-- begin --
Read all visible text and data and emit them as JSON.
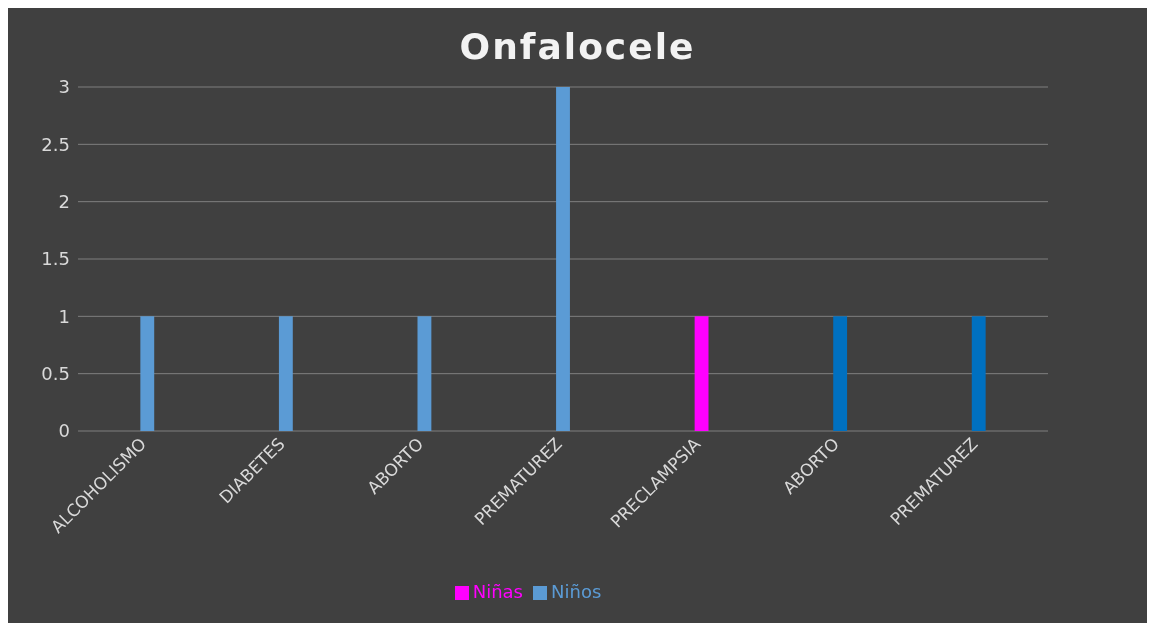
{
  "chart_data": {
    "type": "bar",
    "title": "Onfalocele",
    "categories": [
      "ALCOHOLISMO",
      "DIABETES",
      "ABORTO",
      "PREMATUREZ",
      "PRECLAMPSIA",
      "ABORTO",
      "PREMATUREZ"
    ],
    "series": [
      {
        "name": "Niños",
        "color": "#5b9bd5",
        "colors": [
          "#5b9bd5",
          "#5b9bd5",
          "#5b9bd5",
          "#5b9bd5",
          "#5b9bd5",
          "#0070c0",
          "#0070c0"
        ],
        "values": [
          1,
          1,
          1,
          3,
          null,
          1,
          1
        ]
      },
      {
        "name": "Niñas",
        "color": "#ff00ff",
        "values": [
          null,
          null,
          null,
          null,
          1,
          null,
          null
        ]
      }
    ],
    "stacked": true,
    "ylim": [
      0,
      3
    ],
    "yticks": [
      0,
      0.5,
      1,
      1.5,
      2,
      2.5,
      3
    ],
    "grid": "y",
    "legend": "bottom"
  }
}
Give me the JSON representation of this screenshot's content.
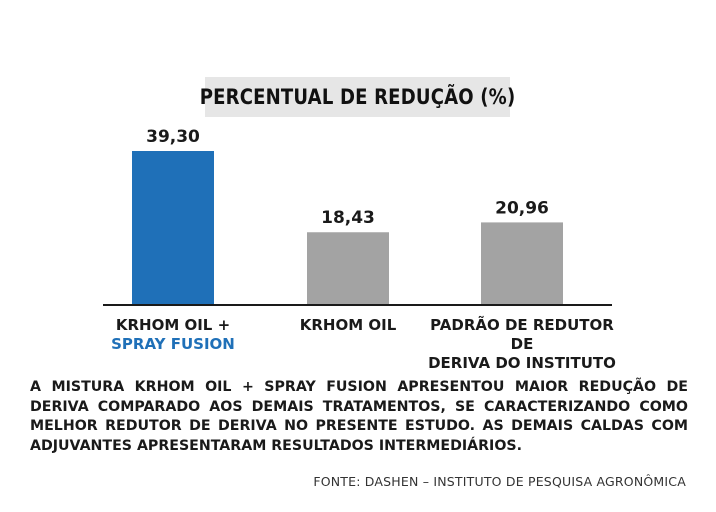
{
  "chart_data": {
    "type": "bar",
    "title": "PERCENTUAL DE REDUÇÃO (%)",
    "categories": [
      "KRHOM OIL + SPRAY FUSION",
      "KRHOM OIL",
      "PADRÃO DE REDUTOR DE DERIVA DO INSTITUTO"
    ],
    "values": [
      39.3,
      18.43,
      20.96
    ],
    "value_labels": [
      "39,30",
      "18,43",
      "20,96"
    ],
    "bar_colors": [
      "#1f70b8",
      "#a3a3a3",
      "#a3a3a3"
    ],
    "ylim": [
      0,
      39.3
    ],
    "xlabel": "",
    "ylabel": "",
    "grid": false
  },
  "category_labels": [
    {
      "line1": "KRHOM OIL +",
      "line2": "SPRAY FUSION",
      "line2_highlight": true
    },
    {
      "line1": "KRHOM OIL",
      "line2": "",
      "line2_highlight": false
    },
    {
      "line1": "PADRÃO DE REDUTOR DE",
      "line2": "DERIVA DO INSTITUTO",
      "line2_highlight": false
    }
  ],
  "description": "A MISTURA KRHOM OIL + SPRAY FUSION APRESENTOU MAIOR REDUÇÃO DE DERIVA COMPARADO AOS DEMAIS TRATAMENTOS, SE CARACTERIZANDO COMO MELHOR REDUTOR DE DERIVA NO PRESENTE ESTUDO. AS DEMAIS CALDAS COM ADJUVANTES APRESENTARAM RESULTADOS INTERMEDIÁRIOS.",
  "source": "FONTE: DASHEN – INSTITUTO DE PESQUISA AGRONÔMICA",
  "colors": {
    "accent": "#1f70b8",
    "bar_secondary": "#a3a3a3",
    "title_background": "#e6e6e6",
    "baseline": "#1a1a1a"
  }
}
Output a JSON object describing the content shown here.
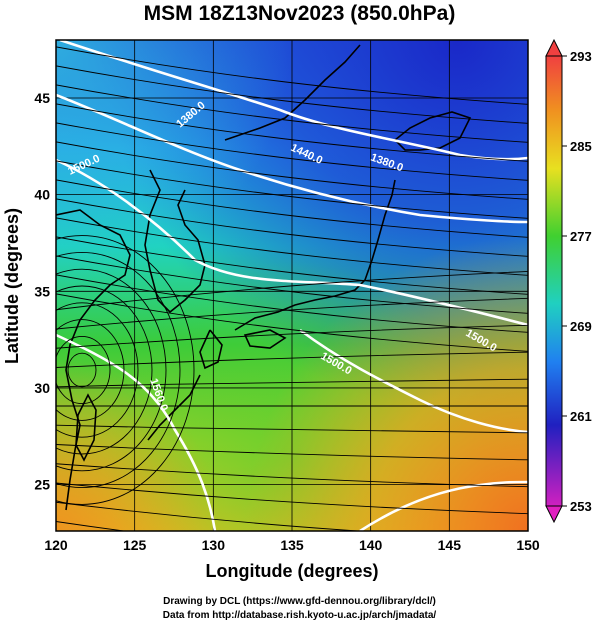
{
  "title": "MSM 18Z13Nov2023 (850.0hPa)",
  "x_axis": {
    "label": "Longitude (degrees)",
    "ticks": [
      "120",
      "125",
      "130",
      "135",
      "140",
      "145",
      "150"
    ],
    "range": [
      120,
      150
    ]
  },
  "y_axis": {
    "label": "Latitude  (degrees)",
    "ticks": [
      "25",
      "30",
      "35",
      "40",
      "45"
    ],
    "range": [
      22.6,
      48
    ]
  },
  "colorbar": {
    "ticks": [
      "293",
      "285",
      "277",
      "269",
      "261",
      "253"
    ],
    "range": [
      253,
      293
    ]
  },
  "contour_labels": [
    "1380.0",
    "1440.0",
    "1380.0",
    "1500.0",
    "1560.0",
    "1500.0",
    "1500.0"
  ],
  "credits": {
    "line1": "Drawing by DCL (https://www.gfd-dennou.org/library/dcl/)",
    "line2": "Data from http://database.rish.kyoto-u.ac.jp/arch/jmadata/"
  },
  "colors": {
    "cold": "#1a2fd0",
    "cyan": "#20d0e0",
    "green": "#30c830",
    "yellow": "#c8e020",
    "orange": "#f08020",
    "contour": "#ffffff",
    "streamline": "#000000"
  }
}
-- end --
-- begin --
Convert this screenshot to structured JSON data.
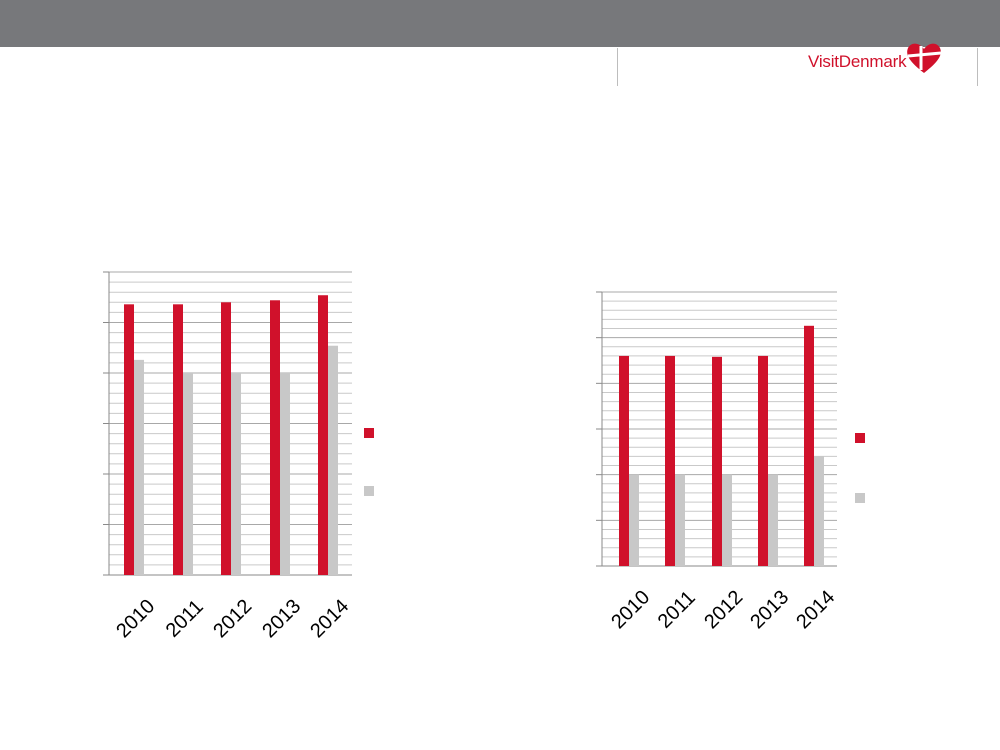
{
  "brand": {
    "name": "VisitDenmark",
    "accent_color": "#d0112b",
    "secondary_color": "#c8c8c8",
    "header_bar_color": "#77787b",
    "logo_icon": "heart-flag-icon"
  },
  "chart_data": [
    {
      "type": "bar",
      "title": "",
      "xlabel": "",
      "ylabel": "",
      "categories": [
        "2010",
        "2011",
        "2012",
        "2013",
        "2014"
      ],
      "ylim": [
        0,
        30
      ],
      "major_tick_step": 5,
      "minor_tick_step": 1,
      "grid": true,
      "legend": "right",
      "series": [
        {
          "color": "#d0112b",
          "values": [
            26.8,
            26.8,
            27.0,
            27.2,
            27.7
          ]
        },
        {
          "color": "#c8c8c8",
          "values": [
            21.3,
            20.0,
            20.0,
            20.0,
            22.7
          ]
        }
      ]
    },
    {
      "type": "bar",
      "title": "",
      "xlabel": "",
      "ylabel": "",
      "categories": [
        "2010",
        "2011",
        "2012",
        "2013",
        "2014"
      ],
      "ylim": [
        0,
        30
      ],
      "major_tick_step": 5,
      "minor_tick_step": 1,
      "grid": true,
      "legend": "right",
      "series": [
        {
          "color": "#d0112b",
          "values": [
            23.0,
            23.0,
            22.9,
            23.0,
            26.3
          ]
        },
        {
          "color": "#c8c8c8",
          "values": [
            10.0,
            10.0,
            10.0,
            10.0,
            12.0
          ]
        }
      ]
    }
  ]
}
-- end --
* **WHAT THE TASK REQUIRES**: Report how many lines of the preceding records include "INSTITUTO". Output the number only.

* **SOLUTION FOR THIS EXERCISE**: 3